— Passage —
● ● ● ● ●

Lockdown Increases Cases Of N501Y / S-VoC.

Movement, getting outside and gaining persistent antigen exposure from different individuals really do make people safer when it comes to SARS-CoV-2. Lockdown and social distancing really do make the situation worse. This is proven by Volz et al. who identify that “it is clear that while lockdown successfully controlled S+ cases…S-case numbers increased during lockdown.” S- cases relate to the Sgene target failure variant, aka Sgene dropout, aka B1.1.7, aka N501Y, aka S-VoC.

It is worth highlighting that this variant is designated ‘failure’ or ‘dropout’ because it tends to not show up in RT-PCR testing. Ha! This is a result of the deletion of amino acids H69 & V70 from the spike protein. ΔH69/V70 deletion is frequent in SARS-CoV-2 [Kemp et al., 2020] and represents antigen shift through the dynamic glycosylation around the spike protein. If nucleic acid wasn’t already discredited enough for being hopelessly flawed, incorrect as any measure upon which to make any sensible decision, prone to more false positives & false negatives than correct results and prone to detect the common cold (as a lineage A beta genus coronavirus), it certainly is now. Kidd et al. identify S-VoC as having a 27.7% dropout rate in RT-PCR testing, leading to their comment that it can “show a suboptimal profile in RT-QPCR tests“. That’s an understatement, especially when Kidd et al.’s study was funded by the Department of Health and Social Care.

We are now going through a similar variation with N501Y. It is fitter than its fellow variants so it will likely become more dominant, applying the same principle of natural selection. However, once again, its greater rate of infection or transmission is NOT linked to increased disease severity. The WHO’s own conclusion is that N501Y has “no change in disease severity—as per hospitalization length and 28-day case fatality—nor reinfection risk.”.

N501Y / S-VoC Is Not More Dangerous Unless You Follow Government Advice.

S-VoC is more transmissible but so was SG614 and likewise S-VoC is no more dangerous than SG614 [Korber et al, 2020] unless you ignore the relevance of viral load. Volz et al. have proven that lockdown plays into S-VoC’s hands, as it provides the ideal environment in which to allow viral load to accumulate to levels where the innate immune system is unable to overcome it. So the latest lockdown is literally a death sentence passed on anyone foolish enough to believe the worthless inventive and misinformed lies spouted by ignorant politicians and conflicted public health professionals. Career civil servants who have never taken a risk so they don’t understand risk. Career civil servants who are so afraid of covering their backsides and preserving their grotesque pension they will send tens of thousands to their deaths rather than simply say ‘sorry, I was wrong’ and stop this genocide.

We have explained both antigen shift and drift in several previous articles and S-VoC / N501Y is nothing more than one or both of these factors at work around the spike protein as part of SARS-CoV-2’s phylogenetic evolution through natural selection. Both alpha genus and lineage A beta genus cold-causing coronaviruses do it [Chibo and Birch, 2006; Ren et al., 2015; Vijgen et al., 2005] and lineage B beta genus coronaviruses are no different [Guan et al., 2003; Song et al., 2005].

What is noteworthy is that a single nucleotide switch – D480A→G – resulting in an amino acid change within the spike protein of SARS-CoV meant that it evaded antigen-specific nAb 80R. Genetically-modified chimpanzee-virus vaccine ChAdOx1 assumes a static spike protein without any antigen shift or drift. Quite apart from it being IM delivery and therefore unable to stimulate secretory IgA and provide protective or sterilising immunity (i.e. you can still catch and spread SARS-CoV-2 even if ‘vaccinated’) ChAdOx1 may already have been rendered obsolete by S-VoC.

Do not allow yourself to be misled by the fearfest of government lies and NHS propaganda. As with SG614 before it, S-VoC / N501Y is more infectious but no more dangerous. Unless you follow government advice.

● ● ● ● ●

— Information provided —
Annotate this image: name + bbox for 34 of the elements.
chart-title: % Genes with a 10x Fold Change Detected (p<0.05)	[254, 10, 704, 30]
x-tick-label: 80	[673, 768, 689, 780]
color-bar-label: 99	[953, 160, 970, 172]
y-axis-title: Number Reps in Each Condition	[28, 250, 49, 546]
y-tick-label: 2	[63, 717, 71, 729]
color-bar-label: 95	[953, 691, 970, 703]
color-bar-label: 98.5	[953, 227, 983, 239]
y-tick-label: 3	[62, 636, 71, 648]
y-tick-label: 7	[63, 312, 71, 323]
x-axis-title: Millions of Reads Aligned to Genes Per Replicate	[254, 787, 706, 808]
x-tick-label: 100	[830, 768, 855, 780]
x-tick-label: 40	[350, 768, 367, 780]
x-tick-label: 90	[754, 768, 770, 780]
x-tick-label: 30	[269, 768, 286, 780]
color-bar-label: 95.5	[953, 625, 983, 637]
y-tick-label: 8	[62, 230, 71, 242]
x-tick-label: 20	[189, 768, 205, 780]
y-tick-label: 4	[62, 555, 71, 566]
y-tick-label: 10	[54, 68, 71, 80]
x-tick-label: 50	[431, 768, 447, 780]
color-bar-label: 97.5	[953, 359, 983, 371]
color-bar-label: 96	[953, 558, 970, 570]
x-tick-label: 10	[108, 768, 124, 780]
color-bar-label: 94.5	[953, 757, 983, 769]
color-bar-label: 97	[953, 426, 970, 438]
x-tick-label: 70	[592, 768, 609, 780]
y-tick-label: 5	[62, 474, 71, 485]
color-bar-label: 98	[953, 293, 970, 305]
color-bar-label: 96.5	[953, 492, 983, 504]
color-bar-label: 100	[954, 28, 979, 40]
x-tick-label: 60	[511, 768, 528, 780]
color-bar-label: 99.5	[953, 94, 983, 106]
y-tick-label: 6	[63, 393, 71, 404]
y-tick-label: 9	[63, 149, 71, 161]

● ● ● ● ●

— Activity —
Write out, word for word, the stretch of the N501Y passage from "Lockdown Increases Cases" through "N501Y, aka S-VoC.".

— Output of the task —
Lockdown Increases Cases Of N501Y / S-VoC.

Movement, getting outside and gaining persistent antigen exposure from different individuals really do make people safer when it comes to SARS-CoV-2. Lockdown and social distancing really do make the situation worse. This is proven by Volz et al. who identify that “it is clear that while lockdown successfully controlled S+ cases…S-case numbers increased during lockdown.” S- cases relate to the Sgene target failure variant, aka Sgene dropout, aka B1.1.7, aka N501Y, aka S-VoC.